--- Start Records for processing ---
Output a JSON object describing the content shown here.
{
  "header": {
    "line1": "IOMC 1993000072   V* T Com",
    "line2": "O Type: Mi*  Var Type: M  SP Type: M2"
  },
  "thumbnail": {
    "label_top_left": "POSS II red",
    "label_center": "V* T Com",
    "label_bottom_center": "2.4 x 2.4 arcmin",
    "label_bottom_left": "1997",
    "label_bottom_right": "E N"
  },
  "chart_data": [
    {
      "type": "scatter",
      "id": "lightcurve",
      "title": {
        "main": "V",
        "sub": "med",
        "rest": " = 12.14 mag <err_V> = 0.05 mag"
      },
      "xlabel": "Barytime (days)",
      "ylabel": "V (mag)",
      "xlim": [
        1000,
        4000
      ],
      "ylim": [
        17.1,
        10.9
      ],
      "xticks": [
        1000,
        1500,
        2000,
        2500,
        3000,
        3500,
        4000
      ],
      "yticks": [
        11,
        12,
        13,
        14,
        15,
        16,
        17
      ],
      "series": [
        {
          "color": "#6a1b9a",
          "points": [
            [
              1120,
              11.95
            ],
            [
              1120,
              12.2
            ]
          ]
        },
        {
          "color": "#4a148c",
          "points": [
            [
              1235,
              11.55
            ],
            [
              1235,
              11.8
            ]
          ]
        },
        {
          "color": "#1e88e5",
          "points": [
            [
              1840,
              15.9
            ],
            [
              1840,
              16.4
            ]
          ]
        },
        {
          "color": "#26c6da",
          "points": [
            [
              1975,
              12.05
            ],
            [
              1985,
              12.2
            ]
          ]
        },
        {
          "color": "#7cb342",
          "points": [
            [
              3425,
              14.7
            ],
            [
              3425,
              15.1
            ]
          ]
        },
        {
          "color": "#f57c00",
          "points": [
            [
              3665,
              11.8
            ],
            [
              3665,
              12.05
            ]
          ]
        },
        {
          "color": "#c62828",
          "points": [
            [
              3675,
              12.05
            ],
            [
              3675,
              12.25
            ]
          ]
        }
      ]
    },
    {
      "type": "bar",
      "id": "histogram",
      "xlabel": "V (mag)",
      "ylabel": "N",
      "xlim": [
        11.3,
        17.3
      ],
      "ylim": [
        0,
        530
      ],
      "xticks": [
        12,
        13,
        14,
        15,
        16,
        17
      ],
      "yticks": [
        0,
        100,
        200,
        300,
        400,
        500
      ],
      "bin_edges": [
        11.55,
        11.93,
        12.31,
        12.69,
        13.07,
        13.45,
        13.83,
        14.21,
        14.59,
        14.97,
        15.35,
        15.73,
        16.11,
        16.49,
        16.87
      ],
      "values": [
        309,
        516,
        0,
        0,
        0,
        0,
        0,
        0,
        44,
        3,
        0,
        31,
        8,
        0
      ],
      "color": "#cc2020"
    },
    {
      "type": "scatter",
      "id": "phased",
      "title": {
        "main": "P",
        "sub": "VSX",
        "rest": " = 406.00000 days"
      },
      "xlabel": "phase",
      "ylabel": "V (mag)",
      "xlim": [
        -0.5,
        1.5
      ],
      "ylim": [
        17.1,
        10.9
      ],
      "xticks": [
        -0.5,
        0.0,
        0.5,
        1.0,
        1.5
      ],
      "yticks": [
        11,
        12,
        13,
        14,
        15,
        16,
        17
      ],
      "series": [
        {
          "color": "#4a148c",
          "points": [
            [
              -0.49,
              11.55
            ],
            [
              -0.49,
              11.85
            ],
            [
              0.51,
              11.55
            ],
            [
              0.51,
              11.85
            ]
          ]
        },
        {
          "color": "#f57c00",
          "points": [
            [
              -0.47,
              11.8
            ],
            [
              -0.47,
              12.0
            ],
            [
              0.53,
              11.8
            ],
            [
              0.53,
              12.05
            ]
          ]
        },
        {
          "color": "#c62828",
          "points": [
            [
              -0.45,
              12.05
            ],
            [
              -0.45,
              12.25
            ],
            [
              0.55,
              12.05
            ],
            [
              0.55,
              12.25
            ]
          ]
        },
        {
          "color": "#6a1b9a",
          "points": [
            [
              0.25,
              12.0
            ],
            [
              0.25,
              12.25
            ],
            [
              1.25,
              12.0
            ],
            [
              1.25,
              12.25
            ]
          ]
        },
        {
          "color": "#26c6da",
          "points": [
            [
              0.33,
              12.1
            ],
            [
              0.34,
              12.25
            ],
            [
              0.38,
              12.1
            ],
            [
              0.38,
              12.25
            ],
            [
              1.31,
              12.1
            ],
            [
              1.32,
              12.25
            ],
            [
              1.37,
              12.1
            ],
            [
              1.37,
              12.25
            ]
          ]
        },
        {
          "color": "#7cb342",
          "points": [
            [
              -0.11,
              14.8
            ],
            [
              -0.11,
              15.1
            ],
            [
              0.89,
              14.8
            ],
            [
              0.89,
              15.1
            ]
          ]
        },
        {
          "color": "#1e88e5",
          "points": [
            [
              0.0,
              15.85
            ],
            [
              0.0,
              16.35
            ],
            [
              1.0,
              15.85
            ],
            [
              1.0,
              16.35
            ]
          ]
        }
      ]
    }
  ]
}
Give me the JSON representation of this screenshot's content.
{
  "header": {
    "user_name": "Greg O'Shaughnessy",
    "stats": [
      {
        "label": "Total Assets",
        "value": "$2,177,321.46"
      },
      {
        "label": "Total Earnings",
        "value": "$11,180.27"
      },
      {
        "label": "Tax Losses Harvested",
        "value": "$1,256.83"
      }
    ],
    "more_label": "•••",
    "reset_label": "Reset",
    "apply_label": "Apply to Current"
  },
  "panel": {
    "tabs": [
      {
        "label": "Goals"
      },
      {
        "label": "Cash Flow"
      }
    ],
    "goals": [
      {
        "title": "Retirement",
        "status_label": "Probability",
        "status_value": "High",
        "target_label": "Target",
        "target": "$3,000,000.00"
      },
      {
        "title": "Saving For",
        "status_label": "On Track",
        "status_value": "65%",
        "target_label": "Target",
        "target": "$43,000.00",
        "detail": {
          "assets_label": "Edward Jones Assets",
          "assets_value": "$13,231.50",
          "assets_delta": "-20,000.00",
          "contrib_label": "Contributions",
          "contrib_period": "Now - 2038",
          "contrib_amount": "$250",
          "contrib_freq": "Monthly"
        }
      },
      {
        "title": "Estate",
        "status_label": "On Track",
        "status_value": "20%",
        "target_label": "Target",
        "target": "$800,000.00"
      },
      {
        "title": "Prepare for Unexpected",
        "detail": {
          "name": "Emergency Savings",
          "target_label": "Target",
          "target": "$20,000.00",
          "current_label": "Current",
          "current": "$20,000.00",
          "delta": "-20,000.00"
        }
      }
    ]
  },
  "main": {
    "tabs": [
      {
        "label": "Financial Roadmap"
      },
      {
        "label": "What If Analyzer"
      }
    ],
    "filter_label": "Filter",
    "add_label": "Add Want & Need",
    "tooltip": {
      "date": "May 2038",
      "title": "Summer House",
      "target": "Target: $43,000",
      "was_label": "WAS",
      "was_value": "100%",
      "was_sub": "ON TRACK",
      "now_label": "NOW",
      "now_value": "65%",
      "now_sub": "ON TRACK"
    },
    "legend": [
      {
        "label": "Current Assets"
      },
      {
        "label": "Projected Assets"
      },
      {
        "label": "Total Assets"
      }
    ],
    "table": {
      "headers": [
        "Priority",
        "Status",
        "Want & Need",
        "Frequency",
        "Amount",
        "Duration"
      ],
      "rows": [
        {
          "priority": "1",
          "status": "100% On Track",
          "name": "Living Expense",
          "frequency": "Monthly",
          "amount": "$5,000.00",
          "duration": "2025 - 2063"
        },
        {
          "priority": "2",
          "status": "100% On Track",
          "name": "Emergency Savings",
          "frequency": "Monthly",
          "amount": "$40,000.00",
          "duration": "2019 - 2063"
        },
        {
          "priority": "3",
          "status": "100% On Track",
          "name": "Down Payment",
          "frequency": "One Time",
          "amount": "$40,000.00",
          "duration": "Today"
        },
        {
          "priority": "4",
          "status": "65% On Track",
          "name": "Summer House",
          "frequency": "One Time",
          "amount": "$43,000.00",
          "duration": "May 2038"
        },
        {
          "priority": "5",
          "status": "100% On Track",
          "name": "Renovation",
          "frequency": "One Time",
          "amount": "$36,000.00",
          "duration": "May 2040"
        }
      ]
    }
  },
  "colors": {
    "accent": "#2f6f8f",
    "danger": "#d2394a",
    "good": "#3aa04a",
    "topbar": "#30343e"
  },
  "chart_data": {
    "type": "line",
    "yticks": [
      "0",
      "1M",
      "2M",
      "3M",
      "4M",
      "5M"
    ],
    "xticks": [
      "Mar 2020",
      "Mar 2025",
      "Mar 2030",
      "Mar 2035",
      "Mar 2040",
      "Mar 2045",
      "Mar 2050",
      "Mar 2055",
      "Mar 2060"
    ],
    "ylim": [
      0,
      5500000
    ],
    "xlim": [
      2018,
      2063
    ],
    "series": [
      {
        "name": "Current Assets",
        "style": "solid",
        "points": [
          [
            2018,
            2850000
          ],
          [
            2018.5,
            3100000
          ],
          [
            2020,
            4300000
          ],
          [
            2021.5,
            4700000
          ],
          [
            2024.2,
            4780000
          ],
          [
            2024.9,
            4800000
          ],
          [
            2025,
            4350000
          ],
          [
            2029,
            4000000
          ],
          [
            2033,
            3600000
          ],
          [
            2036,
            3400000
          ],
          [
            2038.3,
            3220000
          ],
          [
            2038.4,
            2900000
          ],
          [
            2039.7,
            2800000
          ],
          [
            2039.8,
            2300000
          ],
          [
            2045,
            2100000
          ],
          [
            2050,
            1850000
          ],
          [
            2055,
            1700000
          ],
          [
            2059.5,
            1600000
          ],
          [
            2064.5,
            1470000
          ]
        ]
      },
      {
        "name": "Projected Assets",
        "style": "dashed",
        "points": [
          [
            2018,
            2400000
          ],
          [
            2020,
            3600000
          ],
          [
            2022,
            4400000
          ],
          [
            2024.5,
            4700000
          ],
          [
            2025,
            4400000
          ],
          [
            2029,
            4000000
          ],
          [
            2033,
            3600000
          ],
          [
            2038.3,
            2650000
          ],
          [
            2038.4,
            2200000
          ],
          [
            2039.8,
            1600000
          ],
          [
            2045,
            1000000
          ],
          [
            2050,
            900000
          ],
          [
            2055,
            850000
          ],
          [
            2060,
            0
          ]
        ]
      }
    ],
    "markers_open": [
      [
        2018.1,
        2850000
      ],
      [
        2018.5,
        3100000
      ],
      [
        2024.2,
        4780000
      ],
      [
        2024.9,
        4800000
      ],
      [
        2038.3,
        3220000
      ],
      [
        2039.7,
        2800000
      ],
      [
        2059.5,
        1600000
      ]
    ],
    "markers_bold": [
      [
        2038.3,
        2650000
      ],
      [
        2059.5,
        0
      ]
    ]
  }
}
--- End Records for processing ---
- **Task to carry out**: Isolate the lines that hold the word "title" and copy all of them.

- **Response**:
      "title": {
      "title": {
        "title": "Retirement",
        "title": "Saving For",
        "title": "Estate",
        "title": "Prepare for Unexpected",
      "title": "Summer House",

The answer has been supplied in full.